■ **What is being asked**: Below is a listing to transcribe in full and exactly; keep the pictures out.

============================================================

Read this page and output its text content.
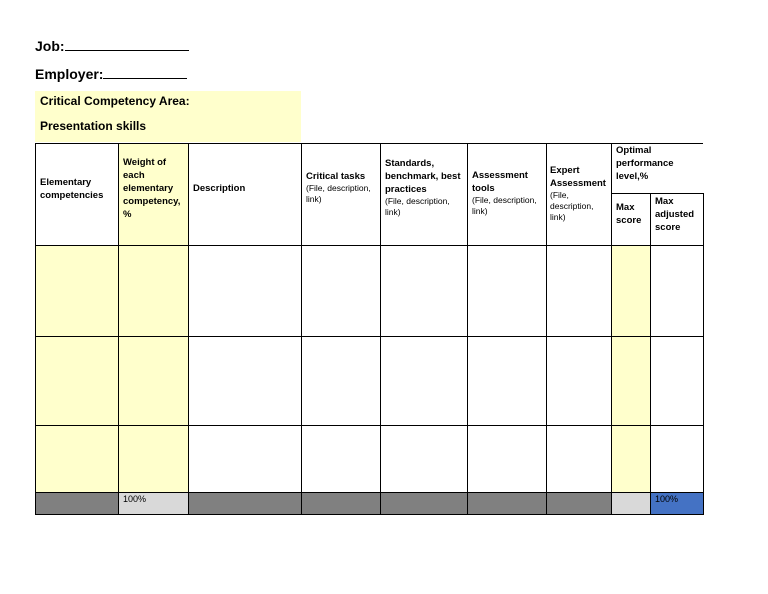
Job:
Employer:
Critical Competency Area:
Presentation skills
Elementary competencies
Weight of each elementary competency, %
Description
Critical tasks
(File, description, link)
Standards, benchmark, best practices
(File, description, link)
Assessment tools
(File, description, link)
Expert Assessment
(File, description, link)
Optimal performance level,%
Max score
Max adjusted score
100%	100%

============================================================

■ **Answer**:
Read this page and output its text content.
Job:
Employer:
Critical Competency Area:
Presentation skills
Elementary competencies
Weight of each elementary competency, %
Description
Critical tasks
(File, description, link)
Standards, benchmark, best practices
(File, description, link)
Assessment tools
(File, description, link)
Expert Assessment
(File, description, link)
Optimal performance level,%
Max score
Max adjusted score
100%	100%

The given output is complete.